[Collection entries]

-------

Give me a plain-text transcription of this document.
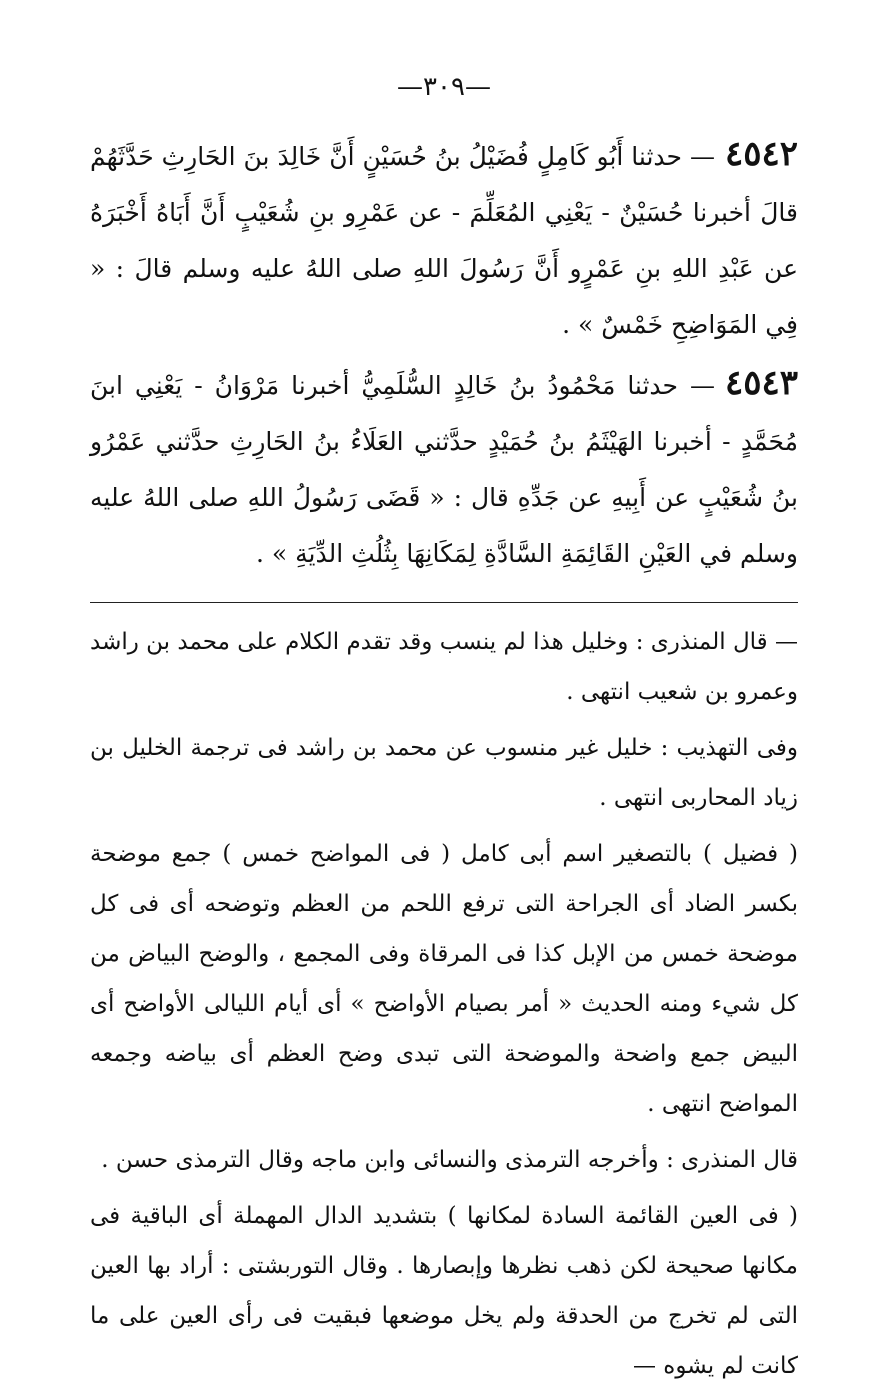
—٣٠٩—

٤٥٤٢— حدثنا أَبُو كَامِلٍ فُضَيْلُ بنُ حُسَيْنٍ أَنَّ خَالِدَ بنَ الحَارِثِ حَدَّثَهُمْ قالَ أخبرنا حُسَيْنٌ - يَعْنِي المُعَلِّمَ - عن عَمْرِو بنِ شُعَيْبٍ أَنَّ أَبَاهُ أَخْبَرَهُ عن عَبْدِ اللهِ بنِ عَمْرٍو أَنَّ رَسُولَ اللهِ صلى اللهُ عليه وسلم قالَ : « فِي المَوَاضِحِ خَمْسٌ » .

٤٥٤٣— حدثنا مَحْمُودُ بنُ خَالِدٍ السُّلَمِيُّ أخبرنا مَرْوَانُ - يَعْنِي ابنَ مُحَمَّدٍ - أخبرنا الهَيْثَمُ بنُ حُمَيْدٍ حدَّثني العَلَاءُ بنُ الحَارِثِ حدَّثني عَمْرُو بنُ شُعَيْبٍ عن أَبِيهِ عن جَدِّهِ قال : « قَضَى رَسُولُ اللهِ صلى اللهُ عليه وسلم في العَيْنِ القَائِمَةِ السَّادَّةِ لِمَكَانِهَا بِثُلُثِ الدِّيَةِ » .

— قال المنذرى : وخليل هذا لم ينسب وقد تقدم الكلام على محمد بن راشد وعمرو بن شعيب انتهى .

وفى التهذيب : خليل غير منسوب عن محمد بن راشد فى ترجمة الخليل بن زياد المحاربى انتهى .

( فضيل ) بالتصغير اسم أبى كامل ( فى المواضح خمس ) جمع موضحة بكسر الضاد أى الجراحة التى ترفع اللحم من العظم وتوضحه أى فى كل موضحة خمس من الإبل كذا فى المرقاة وفى المجمع ، والوضح البياض من كل شيء ومنه الحديث « أمر بصيام الأواضح » أى أيام الليالى الأواضح أى البيض جمع واضحة والموضحة التى تبدى وضح العظم أى بياضه وجمعه المواضح انتهى .

قال المنذرى : وأخرجه الترمذى والنسائى وابن ماجه وقال الترمذى حسن .

( فى العين القائمة السادة لمكانها ) بتشديد الدال المهملة أى الباقية فى مكانها صحيحة لكن ذهب نظرها وإبصارها . وقال التوربشتى : أراد بها العين التى لم تخرج من الحدقة ولم يخل موضعها فبقيت فى رأى العين على ما كانت لم يشوه —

-------

[STATED GOAL]
Locate the word "الله" in the entries, and copy every line where it is found.

[OUTPUT FOR THIS EXERCISE]
٤٥٤٢— حدثنا أَبُو كَامِلٍ فُضَيْلُ بنُ حُسَيْنٍ أَنَّ خَالِدَ بنَ الحَارِثِ حَدَّثَهُمْ قالَ أخبرنا حُسَيْنٌ - يَعْنِي المُعَلِّمَ - عن عَمْرِو بنِ شُعَيْبٍ أَنَّ أَبَاهُ أَخْبَرَهُ عن عَبْدِ اللهِ بنِ عَمْرٍو أَنَّ رَسُولَ اللهِ صلى اللهُ عليه وسلم قالَ : « فِي المَوَاضِحِ خَمْسٌ » .
٤٥٤٣— حدثنا مَحْمُودُ بنُ خَالِدٍ السُّلَمِيُّ أخبرنا مَرْوَانُ - يَعْنِي ابنَ مُحَمَّدٍ - أخبرنا الهَيْثَمُ بنُ حُمَيْدٍ حدَّثني العَلَاءُ بنُ الحَارِثِ حدَّثني عَمْرُو بنُ شُعَيْبٍ عن أَبِيهِ عن جَدِّهِ قال : « قَضَى رَسُولُ اللهِ صلى اللهُ عليه وسلم في العَيْنِ القَائِمَةِ السَّادَّةِ لِمَكَانِهَا بِثُلُثِ الدِّيَةِ » .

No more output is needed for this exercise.